* [PROBLEM STATEMENT]: For each line of the data below that holds "date", copy the line.

* [Entries from a dataset]:
━━━━━━━━

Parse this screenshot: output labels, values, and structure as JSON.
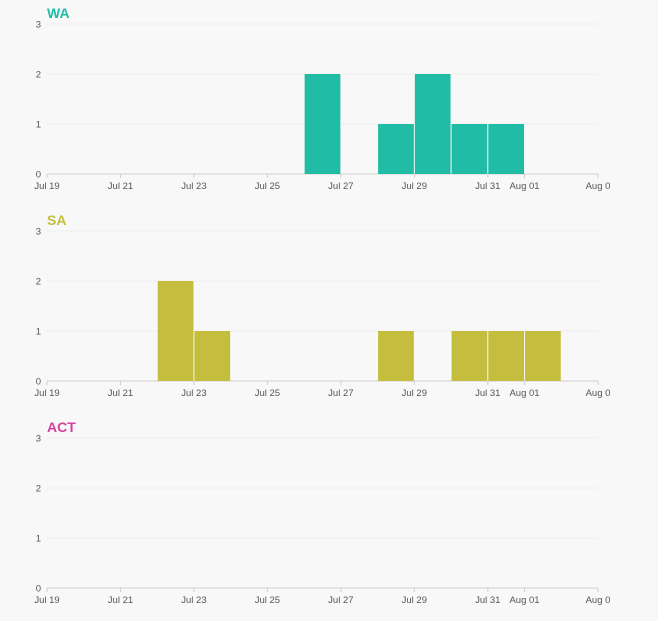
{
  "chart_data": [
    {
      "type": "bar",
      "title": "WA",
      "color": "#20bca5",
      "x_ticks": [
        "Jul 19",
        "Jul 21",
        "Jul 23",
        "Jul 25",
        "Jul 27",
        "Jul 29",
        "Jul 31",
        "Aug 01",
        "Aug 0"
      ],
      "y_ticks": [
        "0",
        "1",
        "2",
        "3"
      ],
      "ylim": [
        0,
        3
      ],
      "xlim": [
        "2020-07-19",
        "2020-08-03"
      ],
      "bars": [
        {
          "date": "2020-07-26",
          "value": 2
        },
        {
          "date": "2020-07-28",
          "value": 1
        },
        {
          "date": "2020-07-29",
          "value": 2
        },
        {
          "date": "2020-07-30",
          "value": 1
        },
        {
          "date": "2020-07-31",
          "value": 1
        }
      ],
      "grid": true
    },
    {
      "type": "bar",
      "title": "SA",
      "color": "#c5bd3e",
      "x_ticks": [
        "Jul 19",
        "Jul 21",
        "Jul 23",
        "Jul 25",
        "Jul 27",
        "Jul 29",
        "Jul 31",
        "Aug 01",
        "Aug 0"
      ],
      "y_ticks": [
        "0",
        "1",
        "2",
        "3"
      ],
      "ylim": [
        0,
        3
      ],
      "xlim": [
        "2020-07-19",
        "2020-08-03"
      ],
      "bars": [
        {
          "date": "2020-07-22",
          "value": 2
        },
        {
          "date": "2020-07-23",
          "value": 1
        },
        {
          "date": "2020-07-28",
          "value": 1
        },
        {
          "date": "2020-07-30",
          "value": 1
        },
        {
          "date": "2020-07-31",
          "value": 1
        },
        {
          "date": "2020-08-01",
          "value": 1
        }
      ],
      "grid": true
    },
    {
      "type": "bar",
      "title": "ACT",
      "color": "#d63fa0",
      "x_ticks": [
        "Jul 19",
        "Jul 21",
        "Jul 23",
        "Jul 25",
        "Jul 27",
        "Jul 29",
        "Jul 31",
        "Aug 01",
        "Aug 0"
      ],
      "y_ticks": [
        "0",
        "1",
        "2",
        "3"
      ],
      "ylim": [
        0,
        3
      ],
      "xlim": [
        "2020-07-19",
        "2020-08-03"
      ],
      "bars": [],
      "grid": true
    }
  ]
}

━━━━━━━━

* [RESULT OF THIS EXERCISE]:
          "date": "2020-07-26",
          "date": "2020-07-28",
          "date": "2020-07-29",
          "date": "2020-07-30",
          "date": "2020-07-31",
          "date": "2020-07-22",
          "date": "2020-07-23",
          "date": "2020-07-28",
          "date": "2020-07-30",
          "date": "2020-07-31",
          "date": "2020-08-01",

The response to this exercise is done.